* _What is being asked_
Reproduce each of the lines word for word.
-- START OF Data shown --
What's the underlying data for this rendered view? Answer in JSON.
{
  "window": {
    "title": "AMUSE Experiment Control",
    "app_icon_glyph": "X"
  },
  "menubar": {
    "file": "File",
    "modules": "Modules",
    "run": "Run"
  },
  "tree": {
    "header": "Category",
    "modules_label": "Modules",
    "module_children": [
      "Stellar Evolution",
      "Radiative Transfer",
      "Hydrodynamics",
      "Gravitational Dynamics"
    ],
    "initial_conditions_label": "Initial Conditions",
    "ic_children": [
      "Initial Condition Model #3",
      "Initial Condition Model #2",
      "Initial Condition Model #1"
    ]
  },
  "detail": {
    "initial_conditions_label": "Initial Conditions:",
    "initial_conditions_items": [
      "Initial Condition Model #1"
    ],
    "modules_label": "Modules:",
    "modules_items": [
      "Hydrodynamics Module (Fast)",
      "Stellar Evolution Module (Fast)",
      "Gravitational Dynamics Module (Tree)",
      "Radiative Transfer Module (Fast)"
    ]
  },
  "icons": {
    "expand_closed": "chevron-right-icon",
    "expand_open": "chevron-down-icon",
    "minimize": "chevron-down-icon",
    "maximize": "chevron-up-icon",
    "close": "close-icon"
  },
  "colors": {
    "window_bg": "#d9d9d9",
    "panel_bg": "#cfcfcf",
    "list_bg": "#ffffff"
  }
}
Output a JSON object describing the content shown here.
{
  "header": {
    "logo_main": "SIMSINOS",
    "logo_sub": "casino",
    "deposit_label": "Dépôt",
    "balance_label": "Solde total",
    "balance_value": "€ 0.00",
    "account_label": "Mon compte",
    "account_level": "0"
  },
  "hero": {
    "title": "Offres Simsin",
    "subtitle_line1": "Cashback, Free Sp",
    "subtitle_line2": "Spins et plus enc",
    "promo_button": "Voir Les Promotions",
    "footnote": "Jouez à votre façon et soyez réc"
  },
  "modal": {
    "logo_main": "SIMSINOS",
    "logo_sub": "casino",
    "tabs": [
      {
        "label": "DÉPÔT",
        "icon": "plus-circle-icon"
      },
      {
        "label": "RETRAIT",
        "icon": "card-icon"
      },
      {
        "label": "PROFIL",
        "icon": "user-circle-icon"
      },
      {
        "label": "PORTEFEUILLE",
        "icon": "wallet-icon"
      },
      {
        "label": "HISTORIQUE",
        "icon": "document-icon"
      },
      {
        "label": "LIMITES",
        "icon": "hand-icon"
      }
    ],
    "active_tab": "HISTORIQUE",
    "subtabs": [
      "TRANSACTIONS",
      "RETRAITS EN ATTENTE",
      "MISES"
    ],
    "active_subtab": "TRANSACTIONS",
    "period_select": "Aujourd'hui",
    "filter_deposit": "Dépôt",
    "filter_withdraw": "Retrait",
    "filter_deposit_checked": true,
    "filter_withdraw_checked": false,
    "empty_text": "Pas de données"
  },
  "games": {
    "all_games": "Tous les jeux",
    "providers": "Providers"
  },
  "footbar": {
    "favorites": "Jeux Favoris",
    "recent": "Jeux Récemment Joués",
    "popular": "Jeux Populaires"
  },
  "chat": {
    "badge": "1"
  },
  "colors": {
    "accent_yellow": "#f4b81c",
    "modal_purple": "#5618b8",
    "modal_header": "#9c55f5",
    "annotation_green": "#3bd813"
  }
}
-- END OF Data shown --
* _Written answer_
What's the underlying data for this rendered view? Answer in JSON.
{
  "window": {
    "title": "AMUSE Experiment Control",
    "app_icon_glyph": "X"
  },
  "menubar": {
    "file": "File",
    "modules": "Modules",
    "run": "Run"
  },
  "tree": {
    "header": "Category",
    "modules_label": "Modules",
    "module_children": [
      "Stellar Evolution",
      "Radiative Transfer",
      "Hydrodynamics",
      "Gravitational Dynamics"
    ],
    "initial_conditions_label": "Initial Conditions",
    "ic_children": [
      "Initial Condition Model #3",
      "Initial Condition Model #2",
      "Initial Condition Model #1"
    ]
  },
  "detail": {
    "initial_conditions_label": "Initial Conditions:",
    "initial_conditions_items": [
      "Initial Condition Model #1"
    ],
    "modules_label": "Modules:",
    "modules_items": [
      "Hydrodynamics Module (Fast)",
      "Stellar Evolution Module (Fast)",
      "Gravitational Dynamics Module (Tree)",
      "Radiative Transfer Module (Fast)"
    ]
  },
  "icons": {
    "expand_closed": "chevron-right-icon",
    "expand_open": "chevron-down-icon",
    "minimize": "chevron-down-icon",
    "maximize": "chevron-up-icon",
    "close": "close-icon"
  },
  "colors": {
    "window_bg": "#d9d9d9",
    "panel_bg": "#cfcfcf",
    "list_bg": "#ffffff"
  }
}
Output a JSON object describing the content shown here.
{
  "header": {
    "logo_main": "SIMSINOS",
    "logo_sub": "casino",
    "deposit_label": "Dépôt",
    "balance_label": "Solde total",
    "balance_value": "€ 0.00",
    "account_label": "Mon compte",
    "account_level": "0"
  },
  "hero": {
    "title": "Offres Simsin",
    "subtitle_line1": "Cashback, Free Sp",
    "subtitle_line2": "Spins et plus enc",
    "promo_button": "Voir Les Promotions",
    "footnote": "Jouez à votre façon et soyez réc"
  },
  "modal": {
    "logo_main": "SIMSINOS",
    "logo_sub": "casino",
    "tabs": [
      {
        "label": "DÉPÔT",
        "icon": "plus-circle-icon"
      },
      {
        "label": "RETRAIT",
        "icon": "card-icon"
      },
      {
        "label": "PROFIL",
        "icon": "user-circle-icon"
      },
      {
        "label": "PORTEFEUILLE",
        "icon": "wallet-icon"
      },
      {
        "label": "HISTORIQUE",
        "icon": "document-icon"
      },
      {
        "label": "LIMITES",
        "icon": "hand-icon"
      }
    ],
    "active_tab": "HISTORIQUE",
    "subtabs": [
      "TRANSACTIONS",
      "RETRAITS EN ATTENTE",
      "MISES"
    ],
    "active_subtab": "TRANSACTIONS",
    "period_select": "Aujourd'hui",
    "filter_deposit": "Dépôt",
    "filter_withdraw": "Retrait",
    "filter_deposit_checked": true,
    "filter_withdraw_checked": false,
    "empty_text": "Pas de données"
  },
  "games": {
    "all_games": "Tous les jeux",
    "providers": "Providers"
  },
  "footbar": {
    "favorites": "Jeux Favoris",
    "recent": "Jeux Récemment Joués",
    "popular": "Jeux Populaires"
  },
  "chat": {
    "badge": "1"
  },
  "colors": {
    "accent_yellow": "#f4b81c",
    "modal_purple": "#5618b8",
    "modal_header": "#9c55f5",
    "annotation_green": "#3bd813"
  }
}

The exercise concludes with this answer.